> [PROBLEM DETAILS]: Rewrite the material from its first line through the line containing "paragraph-line: 特殊时期更要加强与家长的沟通与联系，定期、及时了解学 (114, 24, 639, 47)" as a numbered list, leaving out any blank lines.

* begin *

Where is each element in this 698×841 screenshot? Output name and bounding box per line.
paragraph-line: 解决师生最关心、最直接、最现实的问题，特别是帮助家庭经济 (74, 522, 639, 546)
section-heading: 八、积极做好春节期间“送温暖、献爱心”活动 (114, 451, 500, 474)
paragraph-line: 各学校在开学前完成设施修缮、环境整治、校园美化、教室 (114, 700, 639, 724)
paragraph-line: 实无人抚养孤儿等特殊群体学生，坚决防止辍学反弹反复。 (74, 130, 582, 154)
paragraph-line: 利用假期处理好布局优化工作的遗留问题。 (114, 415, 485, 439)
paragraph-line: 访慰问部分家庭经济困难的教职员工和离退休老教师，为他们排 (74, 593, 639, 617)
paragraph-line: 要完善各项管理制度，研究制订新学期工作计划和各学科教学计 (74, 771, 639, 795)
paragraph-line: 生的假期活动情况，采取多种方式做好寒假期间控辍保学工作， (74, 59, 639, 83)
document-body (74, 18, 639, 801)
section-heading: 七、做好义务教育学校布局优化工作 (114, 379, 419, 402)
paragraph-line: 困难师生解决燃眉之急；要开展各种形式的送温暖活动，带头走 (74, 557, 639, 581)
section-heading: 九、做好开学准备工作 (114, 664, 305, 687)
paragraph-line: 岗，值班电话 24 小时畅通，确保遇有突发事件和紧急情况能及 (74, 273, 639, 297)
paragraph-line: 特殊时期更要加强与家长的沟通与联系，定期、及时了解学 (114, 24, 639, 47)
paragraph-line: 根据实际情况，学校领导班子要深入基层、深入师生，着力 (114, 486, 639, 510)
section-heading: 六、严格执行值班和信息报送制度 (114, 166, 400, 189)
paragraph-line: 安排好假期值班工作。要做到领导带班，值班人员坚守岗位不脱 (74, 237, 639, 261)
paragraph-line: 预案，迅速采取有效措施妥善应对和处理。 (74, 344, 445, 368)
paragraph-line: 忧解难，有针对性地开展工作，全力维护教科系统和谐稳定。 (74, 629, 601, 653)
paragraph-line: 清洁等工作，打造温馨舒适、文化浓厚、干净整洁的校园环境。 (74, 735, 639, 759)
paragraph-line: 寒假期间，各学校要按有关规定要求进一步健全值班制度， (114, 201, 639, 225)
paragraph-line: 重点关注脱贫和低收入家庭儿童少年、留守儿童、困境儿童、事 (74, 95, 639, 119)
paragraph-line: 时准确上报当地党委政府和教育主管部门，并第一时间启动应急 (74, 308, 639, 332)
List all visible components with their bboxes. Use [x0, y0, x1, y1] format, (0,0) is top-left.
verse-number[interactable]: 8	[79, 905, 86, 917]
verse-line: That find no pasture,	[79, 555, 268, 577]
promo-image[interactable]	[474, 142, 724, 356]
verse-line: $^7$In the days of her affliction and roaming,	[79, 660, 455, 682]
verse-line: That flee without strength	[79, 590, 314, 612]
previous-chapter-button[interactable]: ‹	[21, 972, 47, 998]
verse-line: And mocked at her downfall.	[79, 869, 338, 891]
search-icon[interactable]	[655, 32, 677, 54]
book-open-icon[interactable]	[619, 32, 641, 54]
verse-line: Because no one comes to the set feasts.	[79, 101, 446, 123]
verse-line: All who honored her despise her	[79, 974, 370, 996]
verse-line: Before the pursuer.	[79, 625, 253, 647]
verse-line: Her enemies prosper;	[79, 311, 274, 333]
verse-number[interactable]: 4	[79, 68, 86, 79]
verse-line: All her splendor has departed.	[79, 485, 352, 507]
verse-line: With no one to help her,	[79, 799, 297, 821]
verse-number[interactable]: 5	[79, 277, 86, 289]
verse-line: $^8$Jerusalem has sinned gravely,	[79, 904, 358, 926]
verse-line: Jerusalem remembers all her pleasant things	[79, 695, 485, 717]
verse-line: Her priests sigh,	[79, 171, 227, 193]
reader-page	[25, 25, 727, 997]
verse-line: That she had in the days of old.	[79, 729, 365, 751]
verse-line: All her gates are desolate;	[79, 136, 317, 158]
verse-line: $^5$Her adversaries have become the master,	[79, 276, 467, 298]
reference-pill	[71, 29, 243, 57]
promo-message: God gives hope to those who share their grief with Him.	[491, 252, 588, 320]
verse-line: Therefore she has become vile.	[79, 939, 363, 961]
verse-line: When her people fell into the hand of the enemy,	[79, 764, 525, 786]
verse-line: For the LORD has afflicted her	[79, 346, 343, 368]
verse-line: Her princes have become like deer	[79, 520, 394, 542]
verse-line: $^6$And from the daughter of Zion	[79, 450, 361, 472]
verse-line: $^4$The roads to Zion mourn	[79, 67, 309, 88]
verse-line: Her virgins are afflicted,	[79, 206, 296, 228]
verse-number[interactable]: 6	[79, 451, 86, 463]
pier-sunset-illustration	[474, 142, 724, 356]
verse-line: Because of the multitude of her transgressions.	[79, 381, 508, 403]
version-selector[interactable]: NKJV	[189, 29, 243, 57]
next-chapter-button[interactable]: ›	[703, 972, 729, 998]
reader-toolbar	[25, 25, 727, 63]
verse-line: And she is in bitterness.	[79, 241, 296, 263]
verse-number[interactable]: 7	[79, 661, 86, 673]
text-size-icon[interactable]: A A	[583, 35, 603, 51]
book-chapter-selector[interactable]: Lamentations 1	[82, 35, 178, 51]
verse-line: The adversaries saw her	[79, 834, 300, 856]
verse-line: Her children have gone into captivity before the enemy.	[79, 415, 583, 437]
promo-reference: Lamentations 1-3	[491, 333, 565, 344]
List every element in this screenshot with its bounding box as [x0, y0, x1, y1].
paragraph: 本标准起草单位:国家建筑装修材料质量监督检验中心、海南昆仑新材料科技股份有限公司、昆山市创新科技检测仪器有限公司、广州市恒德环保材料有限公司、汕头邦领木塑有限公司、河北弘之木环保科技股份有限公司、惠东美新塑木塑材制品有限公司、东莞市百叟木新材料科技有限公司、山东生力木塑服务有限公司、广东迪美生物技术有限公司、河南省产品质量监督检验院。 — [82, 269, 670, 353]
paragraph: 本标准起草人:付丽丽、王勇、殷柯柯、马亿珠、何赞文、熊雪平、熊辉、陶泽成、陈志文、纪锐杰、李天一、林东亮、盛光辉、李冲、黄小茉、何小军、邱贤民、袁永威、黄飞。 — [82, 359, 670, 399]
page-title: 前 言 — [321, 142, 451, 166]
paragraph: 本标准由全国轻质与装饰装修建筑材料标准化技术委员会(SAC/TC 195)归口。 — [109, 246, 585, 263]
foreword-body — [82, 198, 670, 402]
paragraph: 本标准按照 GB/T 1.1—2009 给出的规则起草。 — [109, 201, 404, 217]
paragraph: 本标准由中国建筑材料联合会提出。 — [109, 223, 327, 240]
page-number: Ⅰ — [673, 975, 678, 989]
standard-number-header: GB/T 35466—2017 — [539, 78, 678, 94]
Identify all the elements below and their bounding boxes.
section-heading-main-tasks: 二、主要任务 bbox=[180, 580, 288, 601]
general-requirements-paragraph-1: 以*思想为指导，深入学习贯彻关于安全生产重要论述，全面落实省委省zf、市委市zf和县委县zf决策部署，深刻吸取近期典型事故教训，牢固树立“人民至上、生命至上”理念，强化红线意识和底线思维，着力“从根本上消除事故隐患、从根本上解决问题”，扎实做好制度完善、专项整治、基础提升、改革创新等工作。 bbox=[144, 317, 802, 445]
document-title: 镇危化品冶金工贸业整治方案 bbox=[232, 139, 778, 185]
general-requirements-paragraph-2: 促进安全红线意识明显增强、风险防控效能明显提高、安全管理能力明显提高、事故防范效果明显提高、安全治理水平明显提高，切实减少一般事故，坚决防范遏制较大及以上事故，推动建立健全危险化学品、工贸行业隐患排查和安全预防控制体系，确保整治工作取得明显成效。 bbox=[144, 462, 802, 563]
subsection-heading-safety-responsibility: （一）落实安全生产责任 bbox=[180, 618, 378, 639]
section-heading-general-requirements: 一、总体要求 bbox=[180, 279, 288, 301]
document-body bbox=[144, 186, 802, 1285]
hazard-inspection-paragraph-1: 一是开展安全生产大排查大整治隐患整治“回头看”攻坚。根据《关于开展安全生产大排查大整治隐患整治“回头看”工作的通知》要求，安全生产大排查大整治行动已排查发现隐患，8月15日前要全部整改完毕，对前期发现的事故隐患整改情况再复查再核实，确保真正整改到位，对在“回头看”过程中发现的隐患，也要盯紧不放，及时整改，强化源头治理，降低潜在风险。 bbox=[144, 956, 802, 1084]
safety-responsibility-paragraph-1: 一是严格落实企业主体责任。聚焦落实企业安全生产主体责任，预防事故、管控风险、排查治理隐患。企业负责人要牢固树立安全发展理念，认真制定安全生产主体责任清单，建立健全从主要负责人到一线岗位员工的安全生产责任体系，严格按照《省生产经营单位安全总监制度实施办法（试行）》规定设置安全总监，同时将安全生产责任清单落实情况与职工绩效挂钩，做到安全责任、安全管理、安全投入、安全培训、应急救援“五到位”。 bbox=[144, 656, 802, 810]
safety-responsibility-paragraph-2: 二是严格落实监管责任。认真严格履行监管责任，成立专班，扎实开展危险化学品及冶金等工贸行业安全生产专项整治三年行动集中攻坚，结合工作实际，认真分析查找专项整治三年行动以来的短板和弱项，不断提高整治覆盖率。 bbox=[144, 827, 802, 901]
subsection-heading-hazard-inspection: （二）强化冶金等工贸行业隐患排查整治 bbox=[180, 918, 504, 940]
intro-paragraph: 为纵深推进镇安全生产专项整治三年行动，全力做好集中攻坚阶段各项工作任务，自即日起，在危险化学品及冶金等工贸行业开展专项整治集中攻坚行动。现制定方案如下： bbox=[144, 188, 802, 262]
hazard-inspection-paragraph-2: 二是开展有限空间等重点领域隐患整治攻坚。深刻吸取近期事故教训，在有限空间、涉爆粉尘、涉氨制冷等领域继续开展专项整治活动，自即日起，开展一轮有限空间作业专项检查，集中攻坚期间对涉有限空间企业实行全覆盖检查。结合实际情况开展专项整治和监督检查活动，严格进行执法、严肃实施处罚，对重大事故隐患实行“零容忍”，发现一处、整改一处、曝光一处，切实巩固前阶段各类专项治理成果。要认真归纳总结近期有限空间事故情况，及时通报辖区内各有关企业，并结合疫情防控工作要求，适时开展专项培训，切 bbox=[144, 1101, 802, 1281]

* end *

> [RESULT]:
1. Where is each element in this 698×841 screenshot? Output name and bounding box per line.
2. paragraph-line: 解决师生最关心、最直接、最现实的问题，特别是帮助家庭经济 (74, 522, 639, 546)
3. section-heading: 八、积极做好春节期间“送温暖、献爱心”活动 (114, 451, 500, 474)
4. paragraph-line: 各学校在开学前完成设施修缮、环境整治、校园美化、教室 (114, 700, 639, 724)
5. paragraph-line: 实无人抚养孤儿等特殊群体学生，坚决防止辍学反弹反复。 (74, 130, 582, 154)
6. paragraph-line: 利用假期处理好布局优化工作的遗留问题。 (114, 415, 485, 439)
7. paragraph-line: 访慰问部分家庭经济困难的教职员工和离退休老教师，为他们排 (74, 593, 639, 617)
8. paragraph-line: 要完善各项管理制度，研究制订新学期工作计划和各学科教学计 (74, 771, 639, 795)
9. paragraph-line: 生的假期活动情况，采取多种方式做好寒假期间控辍保学工作， (74, 59, 639, 83)
10. document-body (74, 18, 639, 801)
11. section-heading: 七、做好义务教育学校布局优化工作 (114, 379, 419, 402)
12. paragraph-line: 困难师生解决燃眉之急；要开展各种形式的送温暖活动，带头走 (74, 557, 639, 581)
13. section-heading: 九、做好开学准备工作 (114, 664, 305, 687)
14. paragraph-line: 岗，值班电话 24 小时畅通，确保遇有突发事件和紧急情况能及 (74, 273, 639, 297)
15. paragraph-line: 特殊时期更要加强与家长的沟通与联系，定期、及时了解学 (114, 24, 639, 47)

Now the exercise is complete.